Listed entries:
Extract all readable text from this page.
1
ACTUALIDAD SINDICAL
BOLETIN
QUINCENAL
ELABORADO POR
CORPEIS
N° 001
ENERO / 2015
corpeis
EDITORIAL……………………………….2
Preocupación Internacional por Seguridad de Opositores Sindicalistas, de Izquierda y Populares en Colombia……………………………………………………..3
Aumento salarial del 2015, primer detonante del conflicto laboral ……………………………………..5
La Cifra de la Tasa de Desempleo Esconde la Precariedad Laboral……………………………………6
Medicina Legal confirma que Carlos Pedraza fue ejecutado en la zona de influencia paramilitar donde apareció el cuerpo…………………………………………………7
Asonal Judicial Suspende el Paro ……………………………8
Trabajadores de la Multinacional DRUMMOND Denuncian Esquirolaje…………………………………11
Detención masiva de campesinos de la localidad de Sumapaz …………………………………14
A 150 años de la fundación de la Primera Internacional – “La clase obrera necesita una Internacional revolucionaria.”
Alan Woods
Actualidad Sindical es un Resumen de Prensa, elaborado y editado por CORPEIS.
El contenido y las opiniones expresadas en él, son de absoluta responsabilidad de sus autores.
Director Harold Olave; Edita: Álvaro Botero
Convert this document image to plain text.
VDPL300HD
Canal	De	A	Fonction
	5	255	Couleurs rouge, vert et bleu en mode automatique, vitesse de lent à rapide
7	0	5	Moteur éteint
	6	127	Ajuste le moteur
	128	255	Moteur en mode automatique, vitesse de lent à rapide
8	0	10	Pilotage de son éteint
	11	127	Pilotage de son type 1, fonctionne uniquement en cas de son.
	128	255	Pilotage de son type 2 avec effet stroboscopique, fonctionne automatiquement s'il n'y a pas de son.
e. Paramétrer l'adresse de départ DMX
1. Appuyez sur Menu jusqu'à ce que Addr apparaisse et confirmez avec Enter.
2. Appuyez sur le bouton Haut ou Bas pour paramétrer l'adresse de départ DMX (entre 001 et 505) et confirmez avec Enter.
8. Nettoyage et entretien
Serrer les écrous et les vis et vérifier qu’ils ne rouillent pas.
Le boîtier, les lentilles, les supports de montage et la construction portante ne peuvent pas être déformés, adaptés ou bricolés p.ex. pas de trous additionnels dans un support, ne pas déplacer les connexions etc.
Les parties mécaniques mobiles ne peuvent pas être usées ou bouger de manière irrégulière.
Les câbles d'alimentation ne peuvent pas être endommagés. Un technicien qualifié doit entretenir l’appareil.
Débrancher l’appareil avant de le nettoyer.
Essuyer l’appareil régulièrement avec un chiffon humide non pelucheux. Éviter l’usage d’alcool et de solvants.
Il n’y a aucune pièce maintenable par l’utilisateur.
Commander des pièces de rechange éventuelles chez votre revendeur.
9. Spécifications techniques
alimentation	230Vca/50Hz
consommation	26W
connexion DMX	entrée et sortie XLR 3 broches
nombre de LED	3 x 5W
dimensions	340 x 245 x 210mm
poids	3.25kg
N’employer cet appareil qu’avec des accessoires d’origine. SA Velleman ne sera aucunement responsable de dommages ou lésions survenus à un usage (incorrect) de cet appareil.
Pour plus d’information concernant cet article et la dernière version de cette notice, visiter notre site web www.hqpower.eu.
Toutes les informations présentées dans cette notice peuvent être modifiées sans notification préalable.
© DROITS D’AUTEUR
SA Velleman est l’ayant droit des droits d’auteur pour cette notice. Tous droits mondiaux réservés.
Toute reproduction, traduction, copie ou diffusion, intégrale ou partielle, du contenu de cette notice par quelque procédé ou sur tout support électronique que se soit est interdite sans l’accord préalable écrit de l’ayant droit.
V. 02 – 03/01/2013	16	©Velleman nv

What is asked: Transcribe the whole listing with nothing added or left out.

The response:
Extract all readable text from this page.
1
ACTUALIDAD SINDICAL
BOLETIN
QUINCENAL
ELABORADO POR
CORPEIS
N° 001
ENERO / 2015
corpeis
EDITORIAL……………………………….2
Preocupación Internacional por Seguridad de Opositores Sindicalistas, de Izquierda y Populares en Colombia……………………………………………………..3
Aumento salarial del 2015, primer detonante del conflicto laboral ……………………………………..5
La Cifra de la Tasa de Desempleo Esconde la Precariedad Laboral……………………………………6
Medicina Legal confirma que Carlos Pedraza fue ejecutado en la zona de influencia paramilitar donde apareció el cuerpo…………………………………………………7
Asonal Judicial Suspende el Paro ……………………………8
Trabajadores de la Multinacional DRUMMOND Denuncian Esquirolaje…………………………………11
Detención masiva de campesinos de la localidad de Sumapaz …………………………………14
A 150 años de la fundación de la Primera Internacional – “La clase obrera necesita una Internacional revolucionaria.”
Alan Woods
Actualidad Sindical es un Resumen de Prensa, elaborado y editado por CORPEIS.
El contenido y las opiniones expresadas en él, son de absoluta responsabilidad de sus autores.
Director Harold Olave; Edita: Álvaro Botero
Convert this document image to plain text.
VDPL300HD
Canal	De	A	Fonction
	5	255	Couleurs rouge, vert et bleu en mode automatique, vitesse de lent à rapide
7	0	5	Moteur éteint
	6	127	Ajuste le moteur
	128	255	Moteur en mode automatique, vitesse de lent à rapide
8	0	10	Pilotage de son éteint
	11	127	Pilotage de son type 1, fonctionne uniquement en cas de son.
	128	255	Pilotage de son type 2 avec effet stroboscopique, fonctionne automatiquement s'il n'y a pas de son.
e. Paramétrer l'adresse de départ DMX
1. Appuyez sur Menu jusqu'à ce que Addr apparaisse et confirmez avec Enter.
2. Appuyez sur le bouton Haut ou Bas pour paramétrer l'adresse de départ DMX (entre 001 et 505) et confirmez avec Enter.
8. Nettoyage et entretien
Serrer les écrous et les vis et vérifier qu’ils ne rouillent pas.
Le boîtier, les lentilles, les supports de montage et la construction portante ne peuvent pas être déformés, adaptés ou bricolés p.ex. pas de trous additionnels dans un support, ne pas déplacer les connexions etc.
Les parties mécaniques mobiles ne peuvent pas être usées ou bouger de manière irrégulière.
Les câbles d'alimentation ne peuvent pas être endommagés. Un technicien qualifié doit entretenir l’appareil.
Débrancher l’appareil avant de le nettoyer.
Essuyer l’appareil régulièrement avec un chiffon humide non pelucheux. Éviter l’usage d’alcool et de solvants.
Il n’y a aucune pièce maintenable par l’utilisateur.
Commander des pièces de rechange éventuelles chez votre revendeur.
9. Spécifications techniques
alimentation	230Vca/50Hz
consommation	26W
connexion DMX	entrée et sortie XLR 3 broches
nombre de LED	3 x 5W
dimensions	340 x 245 x 210mm
poids	3.25kg
N’employer cet appareil qu’avec des accessoires d’origine. SA Velleman ne sera aucunement responsable de dommages ou lésions survenus à un usage (incorrect) de cet appareil.
Pour plus d’information concernant cet article et la dernière version de cette notice, visiter notre site web www.hqpower.eu.
Toutes les informations présentées dans cette notice peuvent être modifiées sans notification préalable.
© DROITS D’AUTEUR
SA Velleman est l’ayant droit des droits d’auteur pour cette notice. Tous droits mondiaux réservés.
Toute reproduction, traduction, copie ou diffusion, intégrale ou partielle, du contenu de cette notice par quelque procédé ou sur tout support électronique que se soit est interdite sans l’accord préalable écrit de l’ayant droit.
V. 02 – 03/01/2013	16	©Velleman nv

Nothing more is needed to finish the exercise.